-- START --

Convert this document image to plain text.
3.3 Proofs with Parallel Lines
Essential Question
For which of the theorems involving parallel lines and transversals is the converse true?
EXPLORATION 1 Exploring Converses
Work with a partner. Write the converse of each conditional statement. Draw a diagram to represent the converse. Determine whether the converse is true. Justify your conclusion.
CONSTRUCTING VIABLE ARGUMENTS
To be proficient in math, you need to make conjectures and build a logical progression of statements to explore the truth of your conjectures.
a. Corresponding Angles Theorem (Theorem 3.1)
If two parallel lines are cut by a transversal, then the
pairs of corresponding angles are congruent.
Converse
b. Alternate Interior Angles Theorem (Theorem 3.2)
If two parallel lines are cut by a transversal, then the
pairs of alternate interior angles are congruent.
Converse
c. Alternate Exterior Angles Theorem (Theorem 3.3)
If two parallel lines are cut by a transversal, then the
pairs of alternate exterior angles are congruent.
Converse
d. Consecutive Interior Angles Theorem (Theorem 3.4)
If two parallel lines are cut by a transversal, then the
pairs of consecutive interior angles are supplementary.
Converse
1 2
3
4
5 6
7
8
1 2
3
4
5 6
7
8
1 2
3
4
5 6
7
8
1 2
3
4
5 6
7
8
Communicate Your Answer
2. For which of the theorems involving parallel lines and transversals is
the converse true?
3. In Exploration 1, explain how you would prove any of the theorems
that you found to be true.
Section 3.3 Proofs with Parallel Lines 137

-- END --

#### [Instructions to follow]
Read through the entries and copy each line in which "pairs" appears.

#### [Response below]
pairs of corresponding angles are congruent.
pairs of alternate interior angles are congruent.
pairs of alternate exterior angles are congruent.
pairs of consecutive interior angles are supplementary.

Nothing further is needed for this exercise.